§ **DO THIS**:
Transcribe the records in full, keeping every character as it is.
--- begin ---
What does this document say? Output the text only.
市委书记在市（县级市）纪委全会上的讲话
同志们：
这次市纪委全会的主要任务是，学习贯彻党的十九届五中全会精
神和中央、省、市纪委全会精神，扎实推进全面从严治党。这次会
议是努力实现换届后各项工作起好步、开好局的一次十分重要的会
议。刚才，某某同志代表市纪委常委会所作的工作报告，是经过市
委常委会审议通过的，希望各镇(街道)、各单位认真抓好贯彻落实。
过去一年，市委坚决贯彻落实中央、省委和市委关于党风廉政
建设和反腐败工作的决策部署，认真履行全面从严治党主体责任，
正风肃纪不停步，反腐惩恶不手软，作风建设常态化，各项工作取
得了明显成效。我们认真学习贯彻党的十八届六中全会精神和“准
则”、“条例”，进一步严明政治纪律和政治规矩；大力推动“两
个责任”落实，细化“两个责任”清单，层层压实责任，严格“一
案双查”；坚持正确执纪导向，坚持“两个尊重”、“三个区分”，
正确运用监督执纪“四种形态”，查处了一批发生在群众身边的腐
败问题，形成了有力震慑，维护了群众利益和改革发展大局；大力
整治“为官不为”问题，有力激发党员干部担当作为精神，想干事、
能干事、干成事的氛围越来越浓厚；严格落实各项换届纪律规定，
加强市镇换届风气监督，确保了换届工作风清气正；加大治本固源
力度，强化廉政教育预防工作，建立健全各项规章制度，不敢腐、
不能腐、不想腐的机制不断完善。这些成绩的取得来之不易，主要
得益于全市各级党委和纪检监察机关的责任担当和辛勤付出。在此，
--- end ---
§ **REPLY TO THE TASK**:
What does this document say? Output the text only.
市委书记在市（县级市）纪委全会上的讲话
同志们：
这次市纪委全会的主要任务是，学习贯彻党的十九届五中全会精
神和中央、省、市纪委全会精神，扎实推进全面从严治党。这次会
议是努力实现换届后各项工作起好步、开好局的一次十分重要的会
议。刚才，某某同志代表市纪委常委会所作的工作报告，是经过市
委常委会审议通过的，希望各镇(街道)、各单位认真抓好贯彻落实。
过去一年，市委坚决贯彻落实中央、省委和市委关于党风廉政
建设和反腐败工作的决策部署，认真履行全面从严治党主体责任，
正风肃纪不停步，反腐惩恶不手软，作风建设常态化，各项工作取
得了明显成效。我们认真学习贯彻党的十八届六中全会精神和“准
则”、“条例”，进一步严明政治纪律和政治规矩；大力推动“两
个责任”落实，细化“两个责任”清单，层层压实责任，严格“一
案双查”；坚持正确执纪导向，坚持“两个尊重”、“三个区分”，
正确运用监督执纪“四种形态”，查处了一批发生在群众身边的腐
败问题，形成了有力震慑，维护了群众利益和改革发展大局；大力
整治“为官不为”问题，有力激发党员干部担当作为精神，想干事、
能干事、干成事的氛围越来越浓厚；严格落实各项换届纪律规定，
加强市镇换届风气监督，确保了换届工作风清气正；加大治本固源
力度，强化廉政教育预防工作，建立健全各项规章制度，不敢腐、
不能腐、不想腐的机制不断完善。这些成绩的取得来之不易，主要
得益于全市各级党委和纪检监察机关的责任担当和辛勤付出。在此，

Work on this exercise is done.